● Data for this exercise
┏━━

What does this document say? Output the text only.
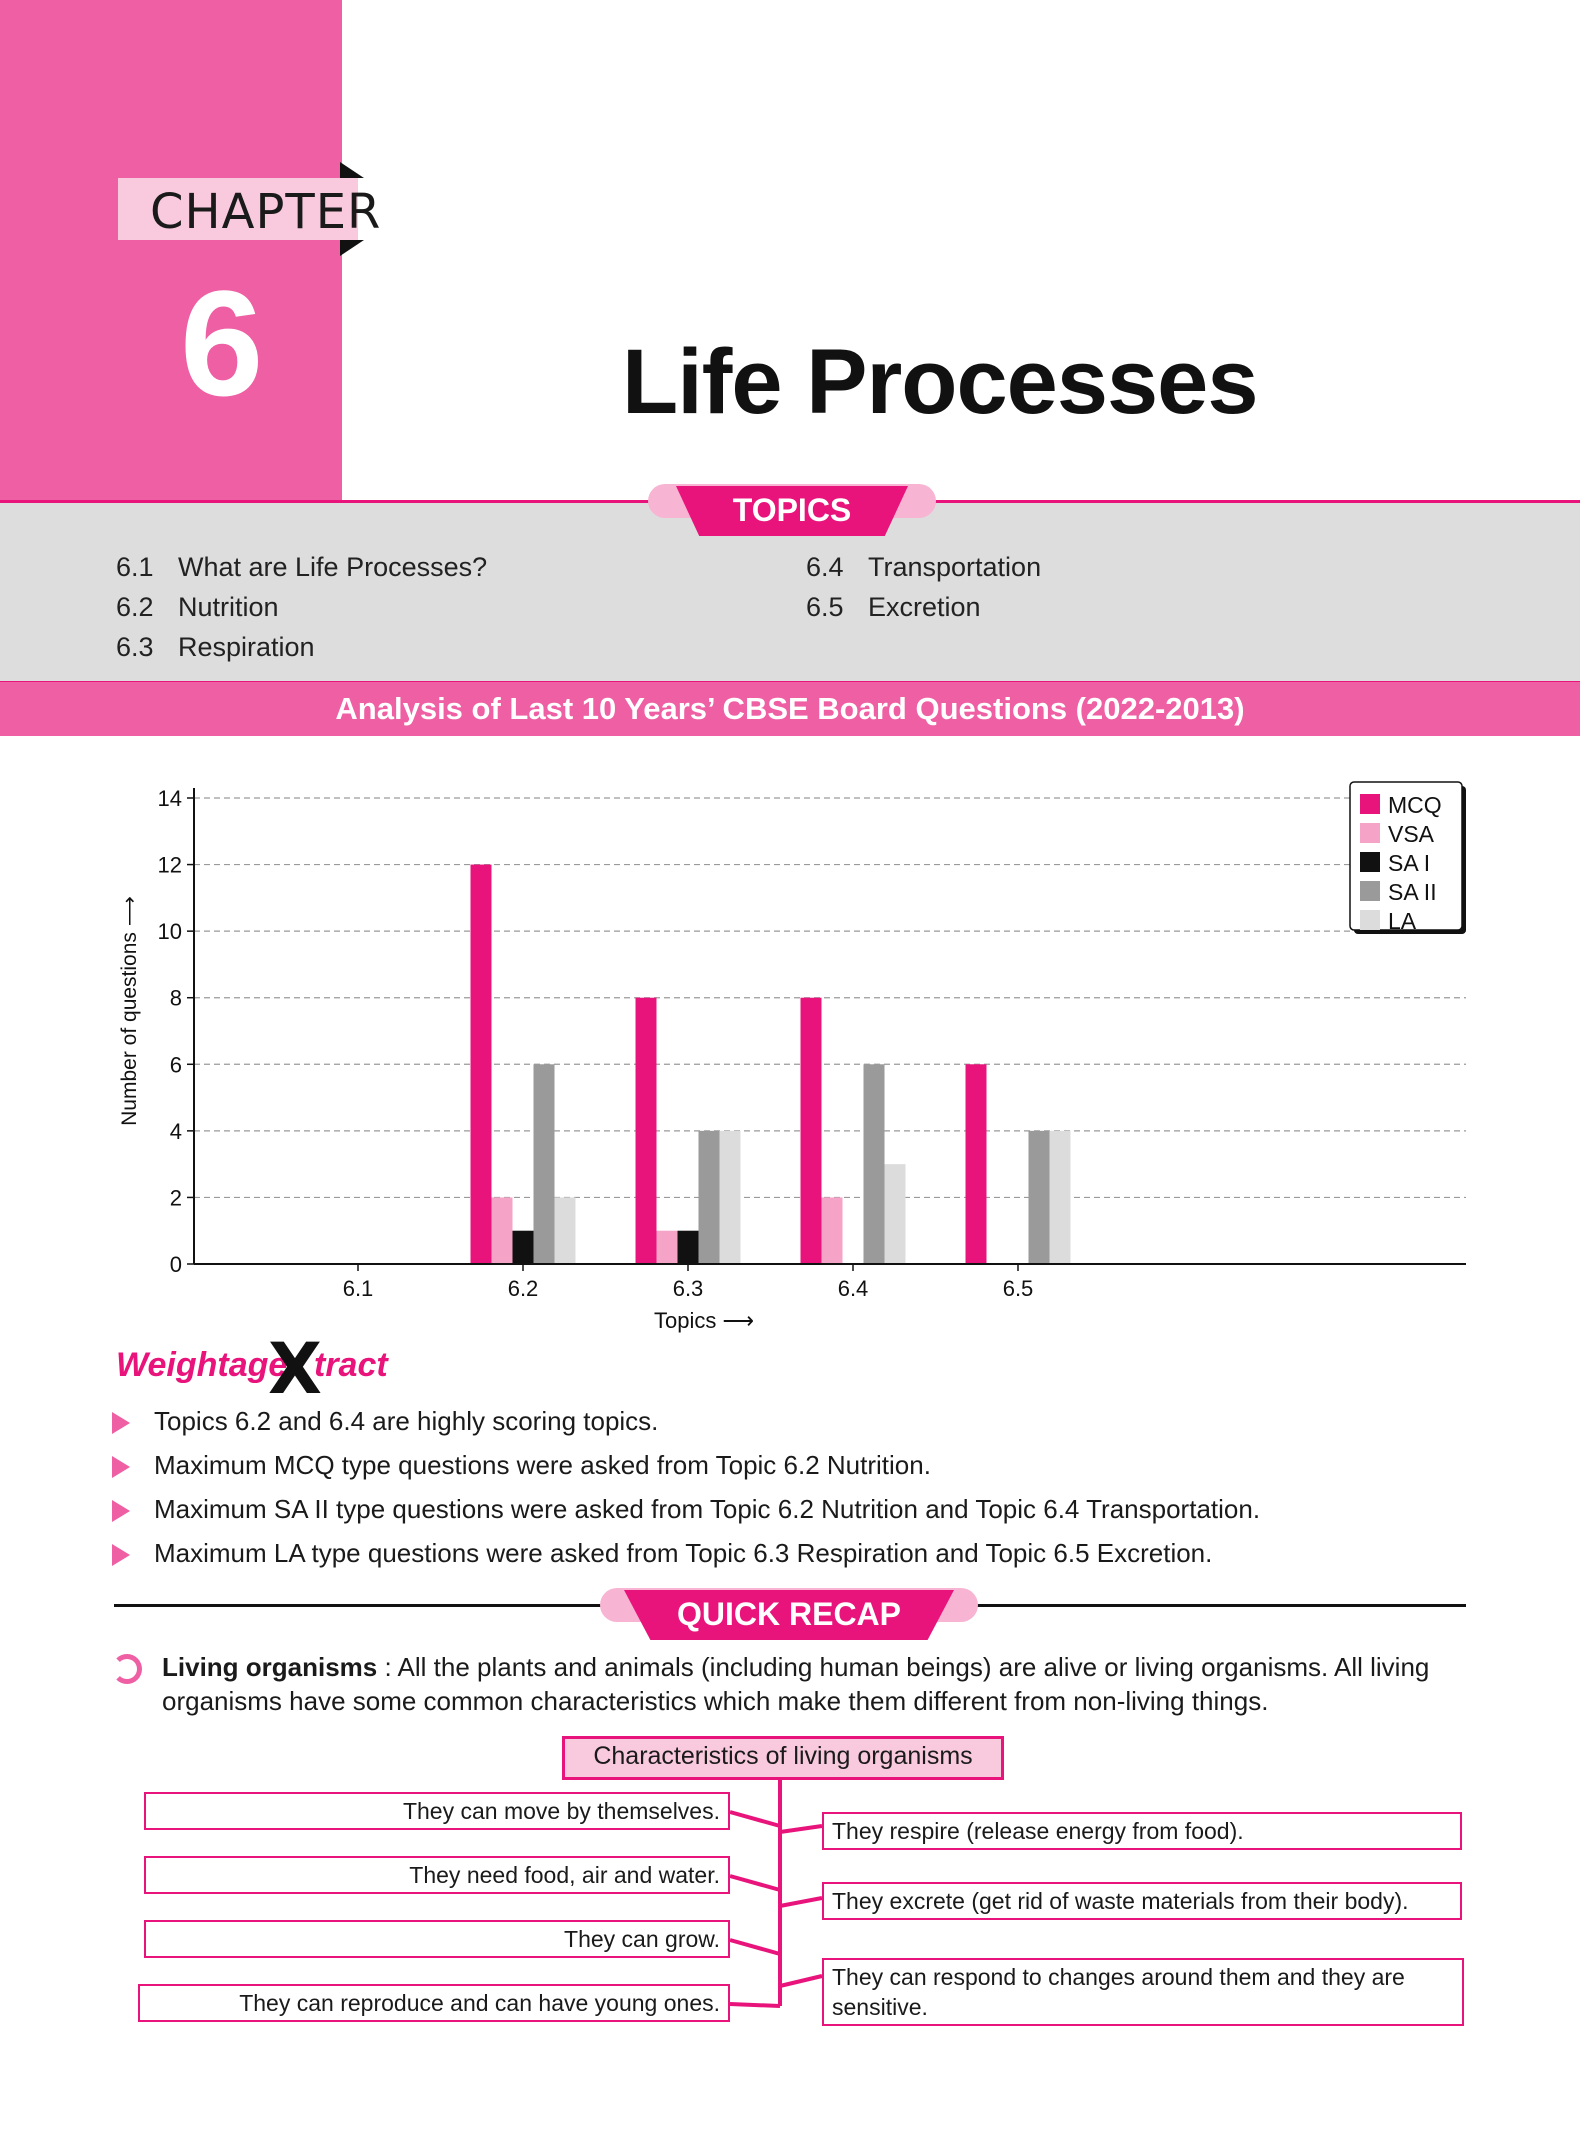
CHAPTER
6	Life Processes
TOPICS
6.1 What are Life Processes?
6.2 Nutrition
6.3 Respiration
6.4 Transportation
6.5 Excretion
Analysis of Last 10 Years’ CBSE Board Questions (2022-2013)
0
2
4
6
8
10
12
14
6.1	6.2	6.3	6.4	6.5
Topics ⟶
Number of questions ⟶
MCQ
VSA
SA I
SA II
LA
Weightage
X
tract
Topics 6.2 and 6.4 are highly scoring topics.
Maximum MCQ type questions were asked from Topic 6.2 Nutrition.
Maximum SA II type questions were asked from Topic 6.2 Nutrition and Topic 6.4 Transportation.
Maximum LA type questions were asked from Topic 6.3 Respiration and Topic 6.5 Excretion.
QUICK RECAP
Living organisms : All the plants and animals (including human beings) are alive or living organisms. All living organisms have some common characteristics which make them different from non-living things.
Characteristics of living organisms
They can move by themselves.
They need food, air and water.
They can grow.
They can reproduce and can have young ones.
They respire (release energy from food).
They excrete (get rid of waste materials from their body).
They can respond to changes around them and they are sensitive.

┗━━

● Challenge
Strip out the pictures and quote the remaining data word for word.

● Exercise result
What does this document say? Output the text only.
CHAPTER
6	Life Processes
TOPICS
6.1 What are Life Processes?
6.2 Nutrition
6.3 Respiration
6.4 Transportation
6.5 Excretion
Analysis of Last 10 Years’ CBSE Board Questions (2022-2013)
0
2
4
6
8
10
12
14
6.1	6.2	6.3	6.4	6.5
Topics ⟶
Number of questions ⟶
MCQ
VSA
SA I
SA II
LA
Weightage
X
tract
Topics 6.2 and 6.4 are highly scoring topics.
Maximum MCQ type questions were asked from Topic 6.2 Nutrition.
Maximum SA II type questions were asked from Topic 6.2 Nutrition and Topic 6.4 Transportation.
Maximum LA type questions were asked from Topic 6.3 Respiration and Topic 6.5 Excretion.
QUICK RECAP
Living organisms : All the plants and animals (including human beings) are alive or living organisms. All living organisms have some common characteristics which make them different from non-living things.
Characteristics of living organisms
They can move by themselves.
They need food, air and water.
They can grow.
They can reproduce and can have young ones.
They respire (release energy from food).
They excrete (get rid of waste materials from their body).
They can respond to changes around them and they are sensitive.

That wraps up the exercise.